[Given request] Count every line below that contains "Dampak", then state the total with no other output.

[Dataset items]
┌────────
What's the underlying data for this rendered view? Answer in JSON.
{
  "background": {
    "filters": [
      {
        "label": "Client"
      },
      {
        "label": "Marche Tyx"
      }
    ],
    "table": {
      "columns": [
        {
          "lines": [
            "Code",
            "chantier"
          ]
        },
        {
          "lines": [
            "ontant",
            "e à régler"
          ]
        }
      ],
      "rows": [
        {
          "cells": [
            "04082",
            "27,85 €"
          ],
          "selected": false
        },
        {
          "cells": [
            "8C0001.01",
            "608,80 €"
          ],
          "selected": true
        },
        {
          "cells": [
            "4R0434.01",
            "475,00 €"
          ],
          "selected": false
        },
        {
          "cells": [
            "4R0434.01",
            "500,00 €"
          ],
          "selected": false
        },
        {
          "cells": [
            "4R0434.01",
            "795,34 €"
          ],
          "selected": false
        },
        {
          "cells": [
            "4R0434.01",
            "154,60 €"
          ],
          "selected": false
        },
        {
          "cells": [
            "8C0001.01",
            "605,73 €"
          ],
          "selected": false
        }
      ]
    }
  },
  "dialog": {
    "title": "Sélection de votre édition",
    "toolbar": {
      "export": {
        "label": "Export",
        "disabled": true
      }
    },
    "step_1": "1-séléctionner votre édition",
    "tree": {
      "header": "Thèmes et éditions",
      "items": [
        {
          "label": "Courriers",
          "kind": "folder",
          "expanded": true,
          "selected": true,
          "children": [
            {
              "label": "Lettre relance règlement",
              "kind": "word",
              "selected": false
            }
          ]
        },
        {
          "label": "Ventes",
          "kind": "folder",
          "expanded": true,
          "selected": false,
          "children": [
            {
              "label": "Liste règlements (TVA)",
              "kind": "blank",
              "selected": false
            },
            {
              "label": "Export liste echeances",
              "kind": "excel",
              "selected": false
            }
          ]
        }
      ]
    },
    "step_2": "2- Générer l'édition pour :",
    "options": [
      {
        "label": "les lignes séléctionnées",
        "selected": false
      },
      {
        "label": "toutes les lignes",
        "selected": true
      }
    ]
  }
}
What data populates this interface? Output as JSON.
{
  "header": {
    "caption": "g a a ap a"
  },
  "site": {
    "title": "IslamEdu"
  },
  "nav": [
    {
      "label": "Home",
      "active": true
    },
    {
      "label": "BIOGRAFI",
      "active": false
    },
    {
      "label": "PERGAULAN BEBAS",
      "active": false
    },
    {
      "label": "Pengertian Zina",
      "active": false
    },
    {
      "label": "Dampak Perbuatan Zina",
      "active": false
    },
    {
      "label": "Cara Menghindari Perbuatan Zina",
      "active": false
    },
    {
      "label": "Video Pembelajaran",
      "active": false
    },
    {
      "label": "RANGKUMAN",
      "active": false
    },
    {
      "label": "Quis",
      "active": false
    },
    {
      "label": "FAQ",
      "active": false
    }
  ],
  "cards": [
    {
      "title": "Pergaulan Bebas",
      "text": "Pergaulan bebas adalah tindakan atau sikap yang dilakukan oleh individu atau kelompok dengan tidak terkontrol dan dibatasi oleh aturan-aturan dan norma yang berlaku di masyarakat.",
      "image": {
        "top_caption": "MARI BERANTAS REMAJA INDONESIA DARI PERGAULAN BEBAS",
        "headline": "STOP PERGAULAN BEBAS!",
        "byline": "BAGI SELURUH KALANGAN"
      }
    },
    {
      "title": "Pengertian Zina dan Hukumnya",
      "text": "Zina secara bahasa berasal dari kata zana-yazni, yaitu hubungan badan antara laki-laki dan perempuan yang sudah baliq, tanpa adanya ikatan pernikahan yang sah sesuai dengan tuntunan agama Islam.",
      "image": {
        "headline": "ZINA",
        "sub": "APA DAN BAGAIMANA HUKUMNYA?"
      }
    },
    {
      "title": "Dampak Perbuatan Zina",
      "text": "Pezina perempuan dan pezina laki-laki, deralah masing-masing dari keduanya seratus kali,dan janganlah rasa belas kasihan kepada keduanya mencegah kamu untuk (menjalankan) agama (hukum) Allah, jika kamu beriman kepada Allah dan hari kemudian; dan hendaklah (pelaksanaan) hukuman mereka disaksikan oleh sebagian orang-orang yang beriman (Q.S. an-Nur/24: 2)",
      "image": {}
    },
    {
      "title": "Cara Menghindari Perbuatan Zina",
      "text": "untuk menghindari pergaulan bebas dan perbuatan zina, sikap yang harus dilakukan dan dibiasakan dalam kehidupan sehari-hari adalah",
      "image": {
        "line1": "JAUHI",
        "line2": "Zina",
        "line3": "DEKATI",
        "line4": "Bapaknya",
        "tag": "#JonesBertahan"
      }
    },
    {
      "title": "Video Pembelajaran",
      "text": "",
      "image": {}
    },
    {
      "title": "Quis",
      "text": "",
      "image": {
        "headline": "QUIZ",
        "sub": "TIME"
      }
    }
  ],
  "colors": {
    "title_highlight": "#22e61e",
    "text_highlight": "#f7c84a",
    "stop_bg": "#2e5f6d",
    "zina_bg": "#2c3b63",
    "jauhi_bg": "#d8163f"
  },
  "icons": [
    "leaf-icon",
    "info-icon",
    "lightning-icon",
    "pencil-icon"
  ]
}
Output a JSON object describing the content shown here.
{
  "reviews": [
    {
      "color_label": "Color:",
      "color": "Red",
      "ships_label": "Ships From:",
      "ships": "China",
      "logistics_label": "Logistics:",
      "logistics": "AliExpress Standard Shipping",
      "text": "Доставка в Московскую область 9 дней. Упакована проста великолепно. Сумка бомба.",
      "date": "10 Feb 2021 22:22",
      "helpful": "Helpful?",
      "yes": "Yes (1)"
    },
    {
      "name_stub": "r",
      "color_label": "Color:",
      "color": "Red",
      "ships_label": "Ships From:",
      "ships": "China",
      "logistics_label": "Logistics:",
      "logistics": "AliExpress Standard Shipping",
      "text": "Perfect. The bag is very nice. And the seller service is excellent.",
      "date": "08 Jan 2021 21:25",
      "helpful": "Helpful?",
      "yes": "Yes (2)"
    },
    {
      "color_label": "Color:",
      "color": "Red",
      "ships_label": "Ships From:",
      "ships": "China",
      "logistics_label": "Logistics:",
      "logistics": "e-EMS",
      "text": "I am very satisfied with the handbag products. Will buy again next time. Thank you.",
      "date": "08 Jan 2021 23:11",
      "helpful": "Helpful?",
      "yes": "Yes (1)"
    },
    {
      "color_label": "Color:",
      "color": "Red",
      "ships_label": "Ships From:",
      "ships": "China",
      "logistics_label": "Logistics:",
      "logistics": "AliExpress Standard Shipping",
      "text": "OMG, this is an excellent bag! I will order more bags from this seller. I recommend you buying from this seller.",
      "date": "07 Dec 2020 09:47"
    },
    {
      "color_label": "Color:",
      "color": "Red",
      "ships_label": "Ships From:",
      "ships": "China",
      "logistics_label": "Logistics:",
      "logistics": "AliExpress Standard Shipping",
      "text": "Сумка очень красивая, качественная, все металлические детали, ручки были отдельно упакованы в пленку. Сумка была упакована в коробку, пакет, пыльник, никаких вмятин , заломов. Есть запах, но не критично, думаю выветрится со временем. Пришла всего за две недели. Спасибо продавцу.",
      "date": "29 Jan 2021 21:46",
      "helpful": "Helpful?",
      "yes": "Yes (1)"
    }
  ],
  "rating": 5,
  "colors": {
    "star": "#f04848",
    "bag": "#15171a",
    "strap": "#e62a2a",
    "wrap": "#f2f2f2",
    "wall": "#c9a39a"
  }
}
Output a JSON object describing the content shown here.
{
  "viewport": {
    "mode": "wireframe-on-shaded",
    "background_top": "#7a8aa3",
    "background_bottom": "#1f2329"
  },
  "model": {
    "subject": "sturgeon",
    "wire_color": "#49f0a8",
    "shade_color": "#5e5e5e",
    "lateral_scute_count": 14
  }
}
└────────
[Exercise solution] 2